(Sayfa öğesi etiketleri)
======

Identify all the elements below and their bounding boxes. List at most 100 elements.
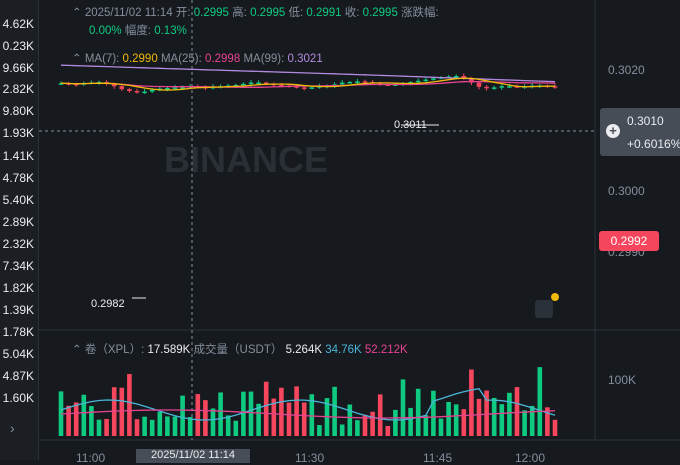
time-axis-label: 12:00: [515, 451, 546, 465]
volume-bar: [89, 406, 94, 436]
volume-bar: [514, 387, 520, 436]
ma25-label: MA(25):: [160, 53, 202, 65]
left-value: 9.80K: [2, 104, 34, 118]
left-value: 5.04K: [2, 347, 34, 361]
left-value: 2.32K: [2, 237, 34, 251]
candle-body: [309, 87, 315, 89]
volume-bar: [225, 415, 231, 436]
left-value: 1.82K: [2, 281, 34, 295]
volume-bar: [408, 407, 413, 436]
open-value: 0.2995: [193, 7, 229, 19]
volume-label: 卷（XPL）:: [84, 344, 145, 356]
time-axis-label: 11:30: [295, 451, 325, 465]
candle-body: [149, 89, 155, 92]
left-value: 1.78K: [2, 325, 34, 339]
notification-dot-icon: [551, 293, 559, 301]
volume-bar: [271, 398, 277, 436]
volume-bar: [370, 411, 375, 436]
candle-body: [362, 81, 368, 83]
volume-bar: [499, 404, 505, 436]
volume-ma-long-value: 52.212K: [364, 344, 408, 356]
ohlc-legend-row2: 0.00% 幅度: 0.13%: [89, 22, 187, 38]
volume-bar: [469, 369, 474, 436]
collapse-arrow-icon[interactable]: ⌃: [72, 7, 82, 19]
high-marker-label: 0.3011: [394, 119, 427, 131]
candle-body: [294, 86, 299, 88]
volume-bar: [529, 405, 535, 436]
crosshair-price-tag[interactable]: + 0.3010 +0.6016%: [600, 108, 680, 156]
volume-bar: [484, 390, 489, 436]
left-value: 1.93K: [2, 126, 34, 140]
ma-legend: ⌃ MA(7): 0.2990 MA(25): 0.2998 MA(99): 0…: [72, 51, 323, 65]
left-value: 1.39K: [2, 303, 34, 317]
volume-bar: [355, 420, 360, 436]
ma99-label: MA(99):: [243, 53, 285, 65]
note-icon[interactable]: [535, 300, 553, 318]
volume-bar: [400, 379, 406, 436]
volume-bar: [149, 419, 155, 436]
volume-bar: [294, 386, 299, 436]
left-value: 4.62K: [2, 17, 34, 31]
candle-body: [415, 80, 421, 83]
volume-ma-long-line: [60, 409, 556, 419]
candle-body: [256, 82, 261, 85]
candle-body: [301, 87, 307, 89]
candle-body: [248, 82, 254, 85]
volume-bar: [537, 367, 543, 436]
range-value: 0.13%: [154, 25, 187, 37]
collapse-arrow-icon[interactable]: ⌃: [72, 344, 82, 356]
volume-bar: [347, 404, 353, 436]
chevron-right-icon[interactable]: ›: [10, 420, 15, 436]
left-value-column: 4.62K 0.23K 9.66K 2.82K 9.80K 1.93K 1.41…: [0, 0, 39, 460]
time-axis-label: 11:45: [423, 451, 453, 465]
volume-bar: [96, 419, 102, 436]
volume-bar: [423, 415, 429, 436]
candle-body: [476, 82, 482, 87]
candle-body: [423, 79, 429, 82]
volume-bar: [545, 407, 550, 436]
candle-body: [469, 78, 474, 83]
left-value: 9.66K: [2, 61, 34, 75]
candle-body: [127, 89, 132, 91]
chart-canvas[interactable]: BINANCE 0.3011 0.2982: [39, 0, 680, 460]
volume-bar: [385, 425, 391, 436]
price-axis-label: 0.3000: [608, 184, 645, 198]
candle-body: [241, 83, 246, 86]
volume-bar: [317, 425, 322, 436]
volume-bar: [172, 416, 178, 436]
volume-bar: [142, 416, 147, 436]
candle-body: [111, 83, 117, 87]
crosshair-price: 0.3010: [627, 114, 664, 128]
left-value: 1.41K: [2, 149, 34, 163]
current-price-tag: 0.2992: [599, 231, 659, 251]
low-label: 低:: [288, 7, 304, 19]
volume-bar: [104, 418, 109, 436]
left-value: 7.34K: [2, 259, 34, 273]
volume-usdt-value: 5.264K: [285, 344, 323, 356]
close-value: 0.2995: [362, 7, 398, 19]
kline-chart[interactable]: BINANCE 0.3011 0.2982 ⌃ 2025/11/02 11:14…: [39, 0, 680, 465]
ohlc-legend: ⌃ 2025/11/02 11:14 开: 0.2995 高: 0.2995 低…: [72, 4, 439, 20]
low-value: 0.2991: [306, 7, 342, 19]
volume-bar: [256, 403, 261, 436]
candle-body: [165, 88, 170, 90]
high-value: 0.2995: [250, 7, 286, 19]
volume-bar: [127, 373, 132, 436]
candle-body: [180, 87, 185, 89]
candle-body: [552, 86, 558, 88]
volume-ma-short-line: [60, 387, 556, 421]
change-value: 0.00%: [89, 25, 122, 37]
volume-bar: [476, 398, 482, 436]
volume-bar: [263, 381, 269, 436]
candle-body: [279, 85, 284, 87]
candle-body: [408, 82, 413, 84]
volume-bar: [309, 394, 315, 436]
crosshair-time-tag: 2025/11/02 11:14: [136, 449, 250, 463]
range-label: 幅度:: [124, 25, 152, 37]
add-alert-icon[interactable]: +: [606, 124, 620, 138]
collapse-arrow-icon[interactable]: ⌃: [72, 53, 82, 65]
volume-bar: [73, 402, 79, 436]
volume-bar: [522, 410, 527, 436]
crosshair-change: +0.6016%: [627, 137, 680, 151]
candle-body: [507, 86, 512, 88]
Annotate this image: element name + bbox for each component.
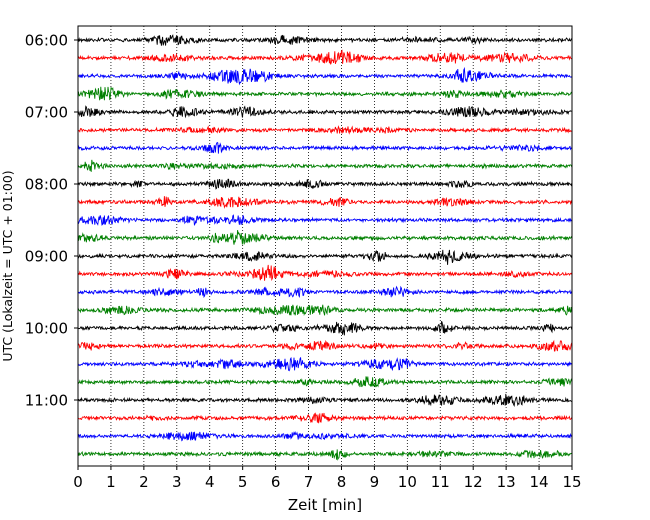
x-tick-label-11: 11 xyxy=(431,473,450,491)
y-axis-label: UTC (Lokalzeit = UTC + 01:00) xyxy=(0,170,15,361)
trace-0600 xyxy=(77,34,573,46)
trace-1100 xyxy=(78,393,572,408)
x-tick-label-0: 0 xyxy=(73,473,83,491)
grid-lines xyxy=(110,26,540,466)
trace-0830 xyxy=(77,214,572,227)
y-tick-label-11:00: 11:00 xyxy=(25,392,68,410)
trace-0730 xyxy=(77,141,573,154)
x-tick-label-15: 15 xyxy=(562,473,581,491)
y-tick-label-06:00: 06:00 xyxy=(25,32,68,50)
x-tick-label-14: 14 xyxy=(530,473,549,491)
y-tick-label-08:00: 08:00 xyxy=(25,176,68,194)
trace-0745 xyxy=(77,159,573,172)
trace-1015 xyxy=(77,339,573,352)
trace-1145 xyxy=(77,449,572,461)
trace-0630 xyxy=(77,66,573,86)
y-tick-label-10:00: 10:00 xyxy=(25,320,68,338)
trace-0945 xyxy=(77,304,573,316)
trace-0815 xyxy=(77,196,573,209)
x-tick-label-1: 1 xyxy=(106,473,116,491)
x-tick-label-5: 5 xyxy=(238,473,248,491)
trace-0715 xyxy=(77,125,573,135)
plot-frame xyxy=(77,25,573,467)
trace-0915 xyxy=(77,264,573,282)
y-tick-label-07:00: 07:00 xyxy=(25,104,68,122)
seismic-traces xyxy=(77,34,573,461)
x-tick-label-13: 13 xyxy=(497,473,516,491)
trace-0930 xyxy=(77,285,573,299)
x-tick-label-2: 2 xyxy=(139,473,149,491)
trace-1130 xyxy=(77,431,573,442)
trace-1030 xyxy=(77,356,573,372)
trace-1000 xyxy=(77,320,573,336)
x-tick-label-12: 12 xyxy=(464,473,483,491)
trace-1115 xyxy=(77,412,573,424)
trace-0615 xyxy=(77,49,572,65)
y-tick-label-09:00: 09:00 xyxy=(25,248,68,266)
x-tick-label-3: 3 xyxy=(172,473,182,491)
x-tick-label-10: 10 xyxy=(398,473,417,491)
x-tick-label-9: 9 xyxy=(370,473,380,491)
x-tick-label-8: 8 xyxy=(337,473,347,491)
trace-0800 xyxy=(77,178,573,190)
x-tick-label-4: 4 xyxy=(205,473,215,491)
trace-0645 xyxy=(77,86,573,101)
x-axis-label: Zeit [min] xyxy=(288,496,362,514)
trace-0845 xyxy=(77,230,573,245)
x-axis-ticks: 0 1 2 3 4 5 6 7 8 9 10 11 12 13 14 15 xyxy=(73,466,582,491)
trace-1045 xyxy=(77,376,573,388)
y-axis-ticks: 06:00 07:00 08:00 09:00 10:00 11:00 xyxy=(25,32,78,410)
trace-0700 xyxy=(77,105,572,119)
x-tick-label-7: 7 xyxy=(304,473,314,491)
x-tick-label-6: 6 xyxy=(271,473,281,491)
trace-0900 xyxy=(77,249,573,265)
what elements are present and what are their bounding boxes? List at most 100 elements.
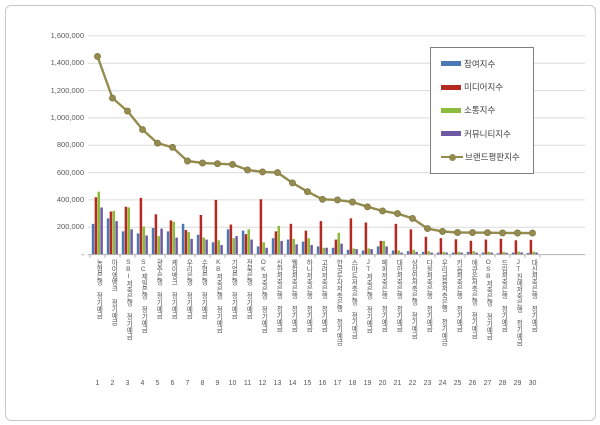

======

Kısa problem:
Veride "time-axis-label: 12:00: [515, 451, 546, 465]" bulunan satırdan başlayın ve "left-value: 2.32K: [2, 237, 34, 251]" bulunan satırla bitirin. Bu iki satır da dahil olmak üzere aradaki satırları hiçbir değişiklik yapmadan çıkarın.

Çıktı:
time-axis-label: 12:00: [515, 451, 546, 465]
volume-bar: [89, 406, 94, 436]
volume-bar: [514, 387, 520, 436]
ma25-label: MA(25):: [160, 53, 202, 65]
left-value: 9.80K: [2, 104, 34, 118]
left-value: 5.04K: [2, 347, 34, 361]
left-value: 2.32K: [2, 237, 34, 251]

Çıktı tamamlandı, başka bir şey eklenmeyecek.